┌─ Raw records

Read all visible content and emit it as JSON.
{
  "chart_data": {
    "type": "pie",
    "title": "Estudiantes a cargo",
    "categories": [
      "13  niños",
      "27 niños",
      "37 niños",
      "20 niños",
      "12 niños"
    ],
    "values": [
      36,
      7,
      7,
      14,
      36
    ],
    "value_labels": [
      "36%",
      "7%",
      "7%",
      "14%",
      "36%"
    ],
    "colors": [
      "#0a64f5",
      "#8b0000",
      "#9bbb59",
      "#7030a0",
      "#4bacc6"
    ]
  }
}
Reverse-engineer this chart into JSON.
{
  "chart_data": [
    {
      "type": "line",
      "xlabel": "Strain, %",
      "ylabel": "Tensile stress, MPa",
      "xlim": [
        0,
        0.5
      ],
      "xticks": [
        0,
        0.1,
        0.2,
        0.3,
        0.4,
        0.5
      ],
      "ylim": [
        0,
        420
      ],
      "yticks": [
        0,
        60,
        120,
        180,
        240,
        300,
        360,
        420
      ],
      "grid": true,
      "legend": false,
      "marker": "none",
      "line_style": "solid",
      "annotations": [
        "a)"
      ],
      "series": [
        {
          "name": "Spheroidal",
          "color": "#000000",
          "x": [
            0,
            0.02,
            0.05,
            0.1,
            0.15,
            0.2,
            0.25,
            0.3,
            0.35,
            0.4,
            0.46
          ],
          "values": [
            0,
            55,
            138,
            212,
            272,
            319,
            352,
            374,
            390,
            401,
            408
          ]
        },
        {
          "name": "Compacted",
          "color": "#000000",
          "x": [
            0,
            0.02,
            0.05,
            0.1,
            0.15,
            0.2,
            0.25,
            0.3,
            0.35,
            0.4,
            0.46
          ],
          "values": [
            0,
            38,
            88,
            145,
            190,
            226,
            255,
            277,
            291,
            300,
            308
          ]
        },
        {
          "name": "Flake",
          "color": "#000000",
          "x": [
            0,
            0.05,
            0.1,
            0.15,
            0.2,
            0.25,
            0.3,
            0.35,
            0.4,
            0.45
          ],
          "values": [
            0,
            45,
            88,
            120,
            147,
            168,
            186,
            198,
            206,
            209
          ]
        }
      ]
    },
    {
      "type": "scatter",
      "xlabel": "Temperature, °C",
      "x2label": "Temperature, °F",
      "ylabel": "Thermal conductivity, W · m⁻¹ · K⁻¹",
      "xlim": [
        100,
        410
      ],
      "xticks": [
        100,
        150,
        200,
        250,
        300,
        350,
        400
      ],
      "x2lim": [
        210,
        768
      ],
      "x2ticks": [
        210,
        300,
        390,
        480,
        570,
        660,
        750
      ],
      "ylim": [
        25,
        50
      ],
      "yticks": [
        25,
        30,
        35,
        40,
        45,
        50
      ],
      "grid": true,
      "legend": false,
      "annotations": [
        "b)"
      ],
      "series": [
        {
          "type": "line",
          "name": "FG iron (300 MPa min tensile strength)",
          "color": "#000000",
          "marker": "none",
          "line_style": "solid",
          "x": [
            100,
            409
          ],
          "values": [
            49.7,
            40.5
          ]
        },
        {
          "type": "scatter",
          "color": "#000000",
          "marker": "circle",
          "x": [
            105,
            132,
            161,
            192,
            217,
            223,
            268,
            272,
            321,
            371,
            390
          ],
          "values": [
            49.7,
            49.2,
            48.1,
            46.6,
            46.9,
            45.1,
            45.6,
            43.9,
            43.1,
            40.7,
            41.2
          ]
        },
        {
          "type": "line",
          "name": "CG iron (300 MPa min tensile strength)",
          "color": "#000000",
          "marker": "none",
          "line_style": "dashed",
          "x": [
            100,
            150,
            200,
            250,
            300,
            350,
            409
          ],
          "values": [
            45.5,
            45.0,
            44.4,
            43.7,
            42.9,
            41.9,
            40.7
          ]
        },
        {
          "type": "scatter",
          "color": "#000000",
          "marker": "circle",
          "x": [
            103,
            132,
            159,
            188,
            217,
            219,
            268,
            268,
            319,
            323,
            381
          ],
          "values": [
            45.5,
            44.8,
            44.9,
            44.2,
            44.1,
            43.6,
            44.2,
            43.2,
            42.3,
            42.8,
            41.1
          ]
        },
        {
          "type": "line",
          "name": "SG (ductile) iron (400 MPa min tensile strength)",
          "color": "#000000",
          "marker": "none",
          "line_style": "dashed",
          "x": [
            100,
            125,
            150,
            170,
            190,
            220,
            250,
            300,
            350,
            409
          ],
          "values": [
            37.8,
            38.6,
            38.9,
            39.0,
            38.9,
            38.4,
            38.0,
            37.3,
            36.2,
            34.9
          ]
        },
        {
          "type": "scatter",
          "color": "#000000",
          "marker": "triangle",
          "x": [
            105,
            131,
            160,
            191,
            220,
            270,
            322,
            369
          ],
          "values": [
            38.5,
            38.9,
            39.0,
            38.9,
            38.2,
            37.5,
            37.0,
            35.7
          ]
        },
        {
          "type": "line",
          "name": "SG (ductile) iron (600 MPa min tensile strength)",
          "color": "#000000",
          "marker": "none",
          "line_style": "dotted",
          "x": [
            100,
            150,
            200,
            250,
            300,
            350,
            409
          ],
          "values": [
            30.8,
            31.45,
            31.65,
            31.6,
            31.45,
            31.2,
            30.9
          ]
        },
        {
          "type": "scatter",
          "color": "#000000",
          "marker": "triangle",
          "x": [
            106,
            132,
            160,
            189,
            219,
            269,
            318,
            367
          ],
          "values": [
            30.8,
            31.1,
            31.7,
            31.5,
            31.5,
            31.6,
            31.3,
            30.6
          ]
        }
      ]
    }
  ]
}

└─

◆ **What you should do**: Provide all the records again, word for word.

◆ **Full response**:
Read all visible content and emit it as JSON.
{
  "chart_data": {
    "type": "pie",
    "title": "Estudiantes a cargo",
    "categories": [
      "13  niños",
      "27 niños",
      "37 niños",
      "20 niños",
      "12 niños"
    ],
    "values": [
      36,
      7,
      7,
      14,
      36
    ],
    "value_labels": [
      "36%",
      "7%",
      "7%",
      "14%",
      "36%"
    ],
    "colors": [
      "#0a64f5",
      "#8b0000",
      "#9bbb59",
      "#7030a0",
      "#4bacc6"
    ]
  }
}
Reverse-engineer this chart into JSON.
{
  "chart_data": [
    {
      "type": "line",
      "xlabel": "Strain, %",
      "ylabel": "Tensile stress, MPa",
      "xlim": [
        0,
        0.5
      ],
      "xticks": [
        0,
        0.1,
        0.2,
        0.3,
        0.4,
        0.5
      ],
      "ylim": [
        0,
        420
      ],
      "yticks": [
        0,
        60,
        120,
        180,
        240,
        300,
        360,
        420
      ],
      "grid": true,
      "legend": false,
      "marker": "none",
      "line_style": "solid",
      "annotations": [
        "a)"
      ],
      "series": [
        {
          "name": "Spheroidal",
          "color": "#000000",
          "x": [
            0,
            0.02,
            0.05,
            0.1,
            0.15,
            0.2,
            0.25,
            0.3,
            0.35,
            0.4,
            0.46
          ],
          "values": [
            0,
            55,
            138,
            212,
            272,
            319,
            352,
            374,
            390,
            401,
            408
          ]
        },
        {
          "name": "Compacted",
          "color": "#000000",
          "x": [
            0,
            0.02,
            0.05,
            0.1,
            0.15,
            0.2,
            0.25,
            0.3,
            0.35,
            0.4,
            0.46
          ],
          "values": [
            0,
            38,
            88,
            145,
            190,
            226,
            255,
            277,
            291,
            300,
            308
          ]
        },
        {
          "name": "Flake",
          "color": "#000000",
          "x": [
            0,
            0.05,
            0.1,
            0.15,
            0.2,
            0.25,
            0.3,
            0.35,
            0.4,
            0.45
          ],
          "values": [
            0,
            45,
            88,
            120,
            147,
            168,
            186,
            198,
            206,
            209
          ]
        }
      ]
    },
    {
      "type": "scatter",
      "xlabel": "Temperature, °C",
      "x2label": "Temperature, °F",
      "ylabel": "Thermal conductivity, W · m⁻¹ · K⁻¹",
      "xlim": [
        100,
        410
      ],
      "xticks": [
        100,
        150,
        200,
        250,
        300,
        350,
        400
      ],
      "x2lim": [
        210,
        768
      ],
      "x2ticks": [
        210,
        300,
        390,
        480,
        570,
        660,
        750
      ],
      "ylim": [
        25,
        50
      ],
      "yticks": [
        25,
        30,
        35,
        40,
        45,
        50
      ],
      "grid": true,
      "legend": false,
      "annotations": [
        "b)"
      ],
      "series": [
        {
          "type": "line",
          "name": "FG iron (300 MPa min tensile strength)",
          "color": "#000000",
          "marker": "none",
          "line_style": "solid",
          "x": [
            100,
            409
          ],
          "values": [
            49.7,
            40.5
          ]
        },
        {
          "type": "scatter",
          "color": "#000000",
          "marker": "circle",
          "x": [
            105,
            132,
            161,
            192,
            217,
            223,
            268,
            272,
            321,
            371,
            390
          ],
          "values": [
            49.7,
            49.2,
            48.1,
            46.6,
            46.9,
            45.1,
            45.6,
            43.9,
            43.1,
            40.7,
            41.2
          ]
        },
        {
          "type": "line",
          "name": "CG iron (300 MPa min tensile strength)",
          "color": "#000000",
          "marker": "none",
          "line_style": "dashed",
          "x": [
            100,
            150,
            200,
            250,
            300,
            350,
            409
          ],
          "values": [
            45.5,
            45.0,
            44.4,
            43.7,
            42.9,
            41.9,
            40.7
          ]
        },
        {
          "type": "scatter",
          "color": "#000000",
          "marker": "circle",
          "x": [
            103,
            132,
            159,
            188,
            217,
            219,
            268,
            268,
            319,
            323,
            381
          ],
          "values": [
            45.5,
            44.8,
            44.9,
            44.2,
            44.1,
            43.6,
            44.2,
            43.2,
            42.3,
            42.8,
            41.1
          ]
        },
        {
          "type": "line",
          "name": "SG (ductile) iron (400 MPa min tensile strength)",
          "color": "#000000",
          "marker": "none",
          "line_style": "dashed",
          "x": [
            100,
            125,
            150,
            170,
            190,
            220,
            250,
            300,
            350,
            409
          ],
          "values": [
            37.8,
            38.6,
            38.9,
            39.0,
            38.9,
            38.4,
            38.0,
            37.3,
            36.2,
            34.9
          ]
        },
        {
          "type": "scatter",
          "color": "#000000",
          "marker": "triangle",
          "x": [
            105,
            131,
            160,
            191,
            220,
            270,
            322,
            369
          ],
          "values": [
            38.5,
            38.9,
            39.0,
            38.9,
            38.2,
            37.5,
            37.0,
            35.7
          ]
        },
        {
          "type": "line",
          "name": "SG (ductile) iron (600 MPa min tensile strength)",
          "color": "#000000",
          "marker": "none",
          "line_style": "dotted",
          "x": [
            100,
            150,
            200,
            250,
            300,
            350,
            409
          ],
          "values": [
            30.8,
            31.45,
            31.65,
            31.6,
            31.45,
            31.2,
            30.9
          ]
        },
        {
          "type": "scatter",
          "color": "#000000",
          "marker": "triangle",
          "x": [
            106,
            132,
            160,
            189,
            219,
            269,
            318,
            367
          ],
          "values": [
            30.8,
            31.1,
            31.7,
            31.5,
            31.5,
            31.6,
            31.3,
            30.6
          ]
        }
      ]
    }
  ]
}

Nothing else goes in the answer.